Material for this task:
——

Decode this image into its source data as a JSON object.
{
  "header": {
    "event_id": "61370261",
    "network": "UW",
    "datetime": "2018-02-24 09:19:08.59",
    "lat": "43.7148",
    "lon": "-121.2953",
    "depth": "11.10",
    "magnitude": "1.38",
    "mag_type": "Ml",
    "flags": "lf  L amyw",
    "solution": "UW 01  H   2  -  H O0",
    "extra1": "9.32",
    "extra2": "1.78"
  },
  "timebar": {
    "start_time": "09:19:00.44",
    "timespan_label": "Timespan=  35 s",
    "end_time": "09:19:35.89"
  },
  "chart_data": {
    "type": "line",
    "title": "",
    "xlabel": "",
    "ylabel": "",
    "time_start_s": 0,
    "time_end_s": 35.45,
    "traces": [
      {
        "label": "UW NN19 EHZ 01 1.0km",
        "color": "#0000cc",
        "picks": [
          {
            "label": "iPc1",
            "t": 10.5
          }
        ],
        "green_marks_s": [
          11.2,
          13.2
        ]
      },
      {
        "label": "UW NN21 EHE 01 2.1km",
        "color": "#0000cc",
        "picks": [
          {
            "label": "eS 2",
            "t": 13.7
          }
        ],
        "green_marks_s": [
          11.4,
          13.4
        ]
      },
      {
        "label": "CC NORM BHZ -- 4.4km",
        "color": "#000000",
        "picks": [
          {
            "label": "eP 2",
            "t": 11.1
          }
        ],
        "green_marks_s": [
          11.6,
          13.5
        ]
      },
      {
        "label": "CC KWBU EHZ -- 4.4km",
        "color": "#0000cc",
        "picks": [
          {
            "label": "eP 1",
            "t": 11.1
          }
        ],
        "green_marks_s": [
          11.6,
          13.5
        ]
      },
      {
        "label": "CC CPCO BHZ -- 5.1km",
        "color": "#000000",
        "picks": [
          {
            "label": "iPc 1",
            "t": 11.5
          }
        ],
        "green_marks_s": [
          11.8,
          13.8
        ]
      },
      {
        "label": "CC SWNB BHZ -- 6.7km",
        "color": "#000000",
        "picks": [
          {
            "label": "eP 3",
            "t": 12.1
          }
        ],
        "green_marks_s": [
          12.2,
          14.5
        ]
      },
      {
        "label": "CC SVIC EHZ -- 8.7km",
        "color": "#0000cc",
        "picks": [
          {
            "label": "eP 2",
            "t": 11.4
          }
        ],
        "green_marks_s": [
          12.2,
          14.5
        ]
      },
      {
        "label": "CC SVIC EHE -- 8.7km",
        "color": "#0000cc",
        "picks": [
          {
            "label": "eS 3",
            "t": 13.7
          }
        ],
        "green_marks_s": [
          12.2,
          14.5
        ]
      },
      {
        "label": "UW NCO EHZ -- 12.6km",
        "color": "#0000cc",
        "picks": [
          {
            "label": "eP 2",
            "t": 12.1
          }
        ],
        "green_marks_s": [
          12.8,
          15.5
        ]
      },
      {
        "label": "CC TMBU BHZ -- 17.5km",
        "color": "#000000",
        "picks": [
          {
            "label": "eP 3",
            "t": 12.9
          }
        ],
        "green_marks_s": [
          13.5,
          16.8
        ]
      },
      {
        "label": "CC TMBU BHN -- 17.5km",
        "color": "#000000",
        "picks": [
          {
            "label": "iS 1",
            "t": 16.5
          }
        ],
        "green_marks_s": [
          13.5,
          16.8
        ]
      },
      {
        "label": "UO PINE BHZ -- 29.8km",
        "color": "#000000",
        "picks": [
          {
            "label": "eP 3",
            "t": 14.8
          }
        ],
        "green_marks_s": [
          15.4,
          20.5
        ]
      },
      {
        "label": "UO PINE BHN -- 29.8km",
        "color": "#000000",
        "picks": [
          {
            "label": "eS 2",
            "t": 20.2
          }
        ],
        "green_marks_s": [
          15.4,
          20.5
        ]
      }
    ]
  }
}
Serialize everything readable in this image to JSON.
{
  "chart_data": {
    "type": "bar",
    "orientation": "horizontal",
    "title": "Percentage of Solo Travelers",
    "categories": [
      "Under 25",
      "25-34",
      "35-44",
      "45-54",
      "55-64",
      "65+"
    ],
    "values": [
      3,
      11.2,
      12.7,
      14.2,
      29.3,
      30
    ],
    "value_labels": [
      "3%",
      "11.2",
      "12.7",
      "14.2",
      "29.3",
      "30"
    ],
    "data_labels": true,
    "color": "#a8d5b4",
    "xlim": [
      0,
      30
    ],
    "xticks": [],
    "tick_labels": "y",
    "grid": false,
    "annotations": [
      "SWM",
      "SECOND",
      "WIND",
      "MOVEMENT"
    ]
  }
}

——

Task requirements:
Quote each line of the data above exactly as written.

Answer to the exercise:
Decode this image into its source data as a JSON object.
{
  "header": {
    "event_id": "61370261",
    "network": "UW",
    "datetime": "2018-02-24 09:19:08.59",
    "lat": "43.7148",
    "lon": "-121.2953",
    "depth": "11.10",
    "magnitude": "1.38",
    "mag_type": "Ml",
    "flags": "lf  L amyw",
    "solution": "UW 01  H   2  -  H O0",
    "extra1": "9.32",
    "extra2": "1.78"
  },
  "timebar": {
    "start_time": "09:19:00.44",
    "timespan_label": "Timespan=  35 s",
    "end_time": "09:19:35.89"
  },
  "chart_data": {
    "type": "line",
    "title": "",
    "xlabel": "",
    "ylabel": "",
    "time_start_s": 0,
    "time_end_s": 35.45,
    "traces": [
      {
        "label": "UW NN19 EHZ 01 1.0km",
        "color": "#0000cc",
        "picks": [
          {
            "label": "iPc1",
            "t": 10.5
          }
        ],
        "green_marks_s": [
          11.2,
          13.2
        ]
      },
      {
        "label": "UW NN21 EHE 01 2.1km",
        "color": "#0000cc",
        "picks": [
          {
            "label": "eS 2",
            "t": 13.7
          }
        ],
        "green_marks_s": [
          11.4,
          13.4
        ]
      },
      {
        "label": "CC NORM BHZ -- 4.4km",
        "color": "#000000",
        "picks": [
          {
            "label": "eP 2",
            "t": 11.1
          }
        ],
        "green_marks_s": [
          11.6,
          13.5
        ]
      },
      {
        "label": "CC KWBU EHZ -- 4.4km",
        "color": "#0000cc",
        "picks": [
          {
            "label": "eP 1",
            "t": 11.1
          }
        ],
        "green_marks_s": [
          11.6,
          13.5
        ]
      },
      {
        "label": "CC CPCO BHZ -- 5.1km",
        "color": "#000000",
        "picks": [
          {
            "label": "iPc 1",
            "t": 11.5
          }
        ],
        "green_marks_s": [
          11.8,
          13.8
        ]
      },
      {
        "label": "CC SWNB BHZ -- 6.7km",
        "color": "#000000",
        "picks": [
          {
            "label": "eP 3",
            "t": 12.1
          }
        ],
        "green_marks_s": [
          12.2,
          14.5
        ]
      },
      {
        "label": "CC SVIC EHZ -- 8.7km",
        "color": "#0000cc",
        "picks": [
          {
            "label": "eP 2",
            "t": 11.4
          }
        ],
        "green_marks_s": [
          12.2,
          14.5
        ]
      },
      {
        "label": "CC SVIC EHE -- 8.7km",
        "color": "#0000cc",
        "picks": [
          {
            "label": "eS 3",
            "t": 13.7
          }
        ],
        "green_marks_s": [
          12.2,
          14.5
        ]
      },
      {
        "label": "UW NCO EHZ -- 12.6km",
        "color": "#0000cc",
        "picks": [
          {
            "label": "eP 2",
            "t": 12.1
          }
        ],
        "green_marks_s": [
          12.8,
          15.5
        ]
      },
      {
        "label": "CC TMBU BHZ -- 17.5km",
        "color": "#000000",
        "picks": [
          {
            "label": "eP 3",
            "t": 12.9
          }
        ],
        "green_marks_s": [
          13.5,
          16.8
        ]
      },
      {
        "label": "CC TMBU BHN -- 17.5km",
        "color": "#000000",
        "picks": [
          {
            "label": "iS 1",
            "t": 16.5
          }
        ],
        "green_marks_s": [
          13.5,
          16.8
        ]
      },
      {
        "label": "UO PINE BHZ -- 29.8km",
        "color": "#000000",
        "picks": [
          {
            "label": "eP 3",
            "t": 14.8
          }
        ],
        "green_marks_s": [
          15.4,
          20.5
        ]
      },
      {
        "label": "UO PINE BHN -- 29.8km",
        "color": "#000000",
        "picks": [
          {
            "label": "eS 2",
            "t": 20.2
          }
        ],
        "green_marks_s": [
          15.4,
          20.5
        ]
      }
    ]
  }
}
Serialize everything readable in this image to JSON.
{
  "chart_data": {
    "type": "bar",
    "orientation": "horizontal",
    "title": "Percentage of Solo Travelers",
    "categories": [
      "Under 25",
      "25-34",
      "35-44",
      "45-54",
      "55-64",
      "65+"
    ],
    "values": [
      3,
      11.2,
      12.7,
      14.2,
      29.3,
      30
    ],
    "value_labels": [
      "3%",
      "11.2",
      "12.7",
      "14.2",
      "29.3",
      "30"
    ],
    "data_labels": true,
    "color": "#a8d5b4",
    "xlim": [
      0,
      30
    ],
    "xticks": [],
    "tick_labels": "y",
    "grid": false,
    "annotations": [
      "SWM",
      "SECOND",
      "WIND",
      "MOVEMENT"
    ]
  }
}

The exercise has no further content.